[Data records]
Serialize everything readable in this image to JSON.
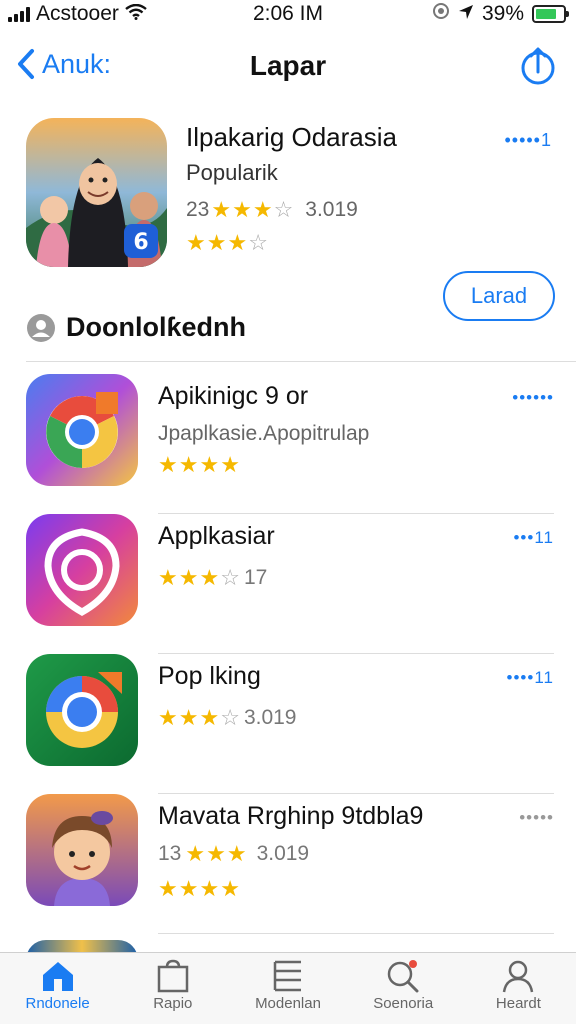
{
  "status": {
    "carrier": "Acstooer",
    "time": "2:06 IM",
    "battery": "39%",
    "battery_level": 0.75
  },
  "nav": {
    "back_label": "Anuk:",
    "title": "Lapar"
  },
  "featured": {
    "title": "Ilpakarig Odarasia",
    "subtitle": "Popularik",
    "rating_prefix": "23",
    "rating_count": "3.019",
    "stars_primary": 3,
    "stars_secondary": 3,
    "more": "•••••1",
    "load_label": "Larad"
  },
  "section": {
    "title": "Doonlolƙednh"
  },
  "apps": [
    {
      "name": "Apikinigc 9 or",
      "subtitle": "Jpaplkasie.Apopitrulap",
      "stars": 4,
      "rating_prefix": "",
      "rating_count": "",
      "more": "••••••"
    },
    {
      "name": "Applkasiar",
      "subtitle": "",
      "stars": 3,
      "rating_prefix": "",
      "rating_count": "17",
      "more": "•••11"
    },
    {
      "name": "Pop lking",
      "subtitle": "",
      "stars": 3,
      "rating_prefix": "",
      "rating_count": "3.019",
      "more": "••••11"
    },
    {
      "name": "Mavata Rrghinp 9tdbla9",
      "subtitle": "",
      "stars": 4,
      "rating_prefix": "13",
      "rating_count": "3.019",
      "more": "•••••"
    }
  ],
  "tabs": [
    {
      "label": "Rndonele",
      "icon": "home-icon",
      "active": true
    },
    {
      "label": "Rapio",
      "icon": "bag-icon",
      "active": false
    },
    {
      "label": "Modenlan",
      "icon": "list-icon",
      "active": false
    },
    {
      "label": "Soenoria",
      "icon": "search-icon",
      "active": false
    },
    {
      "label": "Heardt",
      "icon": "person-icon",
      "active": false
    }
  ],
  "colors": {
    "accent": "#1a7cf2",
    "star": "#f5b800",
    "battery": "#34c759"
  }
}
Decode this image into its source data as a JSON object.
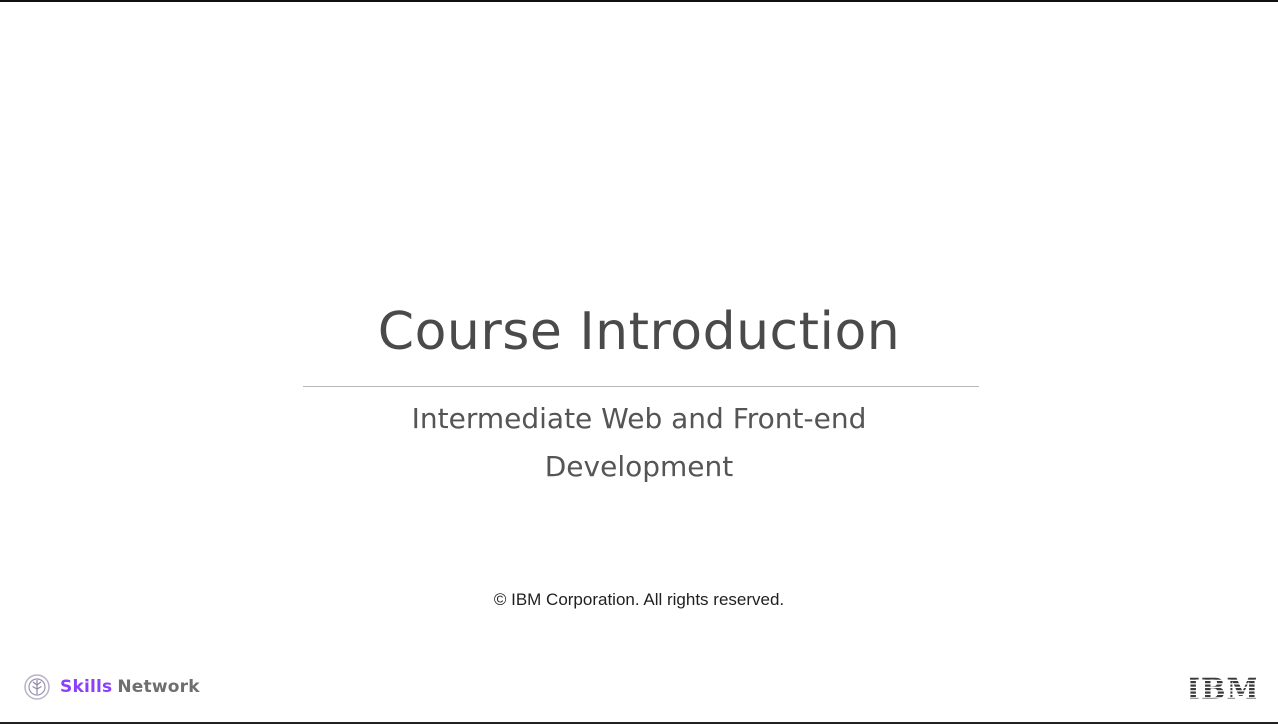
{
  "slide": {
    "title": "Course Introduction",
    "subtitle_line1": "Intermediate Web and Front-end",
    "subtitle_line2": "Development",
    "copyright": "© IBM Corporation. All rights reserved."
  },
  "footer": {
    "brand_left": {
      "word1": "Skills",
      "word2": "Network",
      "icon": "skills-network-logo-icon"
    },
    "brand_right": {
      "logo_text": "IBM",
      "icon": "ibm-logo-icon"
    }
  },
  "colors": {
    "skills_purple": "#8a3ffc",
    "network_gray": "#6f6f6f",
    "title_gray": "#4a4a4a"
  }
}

* **Instructions to follow**
Copy verbatim the span that begins at the line containing "Decode this image" and ends at the last line of the material, inclusive of both; exclude pictures.

* **Solution to the problem**
Decode this image into its source data as a JSON object.
{
  "slide": {
    "title": "Course Introduction",
    "subtitle_line1": "Intermediate Web and Front-end",
    "subtitle_line2": "Development",
    "copyright": "© IBM Corporation. All rights reserved."
  },
  "footer": {
    "brand_left": {
      "word1": "Skills",
      "word2": "Network",
      "icon": "skills-network-logo-icon"
    },
    "brand_right": {
      "logo_text": "IBM",
      "icon": "ibm-logo-icon"
    }
  },
  "colors": {
    "skills_purple": "#8a3ffc",
    "network_gray": "#6f6f6f",
    "title_gray": "#4a4a4a"
  }
}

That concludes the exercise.